* [WHAT YOU NEED TO DO]: Return all lines in the material below that contain "Department".
[Opening LISTED RECORDS section]
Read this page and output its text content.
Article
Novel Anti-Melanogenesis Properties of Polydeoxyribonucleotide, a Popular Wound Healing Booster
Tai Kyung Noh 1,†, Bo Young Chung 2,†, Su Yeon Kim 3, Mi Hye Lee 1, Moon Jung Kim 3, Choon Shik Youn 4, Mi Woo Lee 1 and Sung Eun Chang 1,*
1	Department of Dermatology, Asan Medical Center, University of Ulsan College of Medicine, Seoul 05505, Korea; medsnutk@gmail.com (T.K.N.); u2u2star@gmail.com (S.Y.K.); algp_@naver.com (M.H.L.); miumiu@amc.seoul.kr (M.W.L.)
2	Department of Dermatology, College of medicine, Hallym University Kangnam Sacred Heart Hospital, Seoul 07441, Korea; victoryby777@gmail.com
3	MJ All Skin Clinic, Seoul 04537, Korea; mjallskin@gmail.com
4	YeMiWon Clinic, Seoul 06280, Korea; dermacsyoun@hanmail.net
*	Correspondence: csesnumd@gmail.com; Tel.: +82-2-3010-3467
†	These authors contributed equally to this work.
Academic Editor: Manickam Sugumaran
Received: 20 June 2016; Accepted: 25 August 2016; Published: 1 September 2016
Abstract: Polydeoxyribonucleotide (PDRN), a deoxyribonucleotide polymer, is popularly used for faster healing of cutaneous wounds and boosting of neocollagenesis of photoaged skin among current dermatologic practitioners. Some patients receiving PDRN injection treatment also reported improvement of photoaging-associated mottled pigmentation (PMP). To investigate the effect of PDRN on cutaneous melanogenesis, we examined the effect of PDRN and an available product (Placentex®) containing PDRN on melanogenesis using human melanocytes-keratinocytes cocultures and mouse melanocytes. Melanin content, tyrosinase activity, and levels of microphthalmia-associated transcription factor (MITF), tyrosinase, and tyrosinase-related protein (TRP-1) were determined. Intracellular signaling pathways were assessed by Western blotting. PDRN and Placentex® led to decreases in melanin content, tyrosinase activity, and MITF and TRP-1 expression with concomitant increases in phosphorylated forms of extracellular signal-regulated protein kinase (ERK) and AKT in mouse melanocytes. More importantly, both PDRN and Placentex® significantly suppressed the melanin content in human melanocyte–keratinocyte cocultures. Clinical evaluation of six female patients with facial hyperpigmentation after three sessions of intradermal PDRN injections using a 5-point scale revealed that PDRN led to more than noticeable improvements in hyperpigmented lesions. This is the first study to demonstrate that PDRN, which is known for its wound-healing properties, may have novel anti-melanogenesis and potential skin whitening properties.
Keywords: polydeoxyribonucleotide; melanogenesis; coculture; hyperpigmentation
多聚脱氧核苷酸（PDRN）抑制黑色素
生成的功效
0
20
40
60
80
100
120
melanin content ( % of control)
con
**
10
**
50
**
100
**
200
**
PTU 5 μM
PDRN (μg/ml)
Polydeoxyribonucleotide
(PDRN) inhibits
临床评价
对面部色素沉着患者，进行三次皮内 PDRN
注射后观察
[Closing LISTED RECORDS section]
* [SOLUTION FOR THIS EXERCISE]:
1	Department of Dermatology, Asan Medical Center, University of Ulsan College of Medicine, Seoul 05505, Korea; medsnutk@gmail.com (T.K.N.); u2u2star@gmail.com (S.Y.K.); algp_@naver.com (M.H.L.); miumiu@amc.seoul.kr (M.W.L.)
2	Department of Dermatology, College of medicine, Hallym University Kangnam Sacred Heart Hospital, Seoul 07441, Korea; victoryby777@gmail.com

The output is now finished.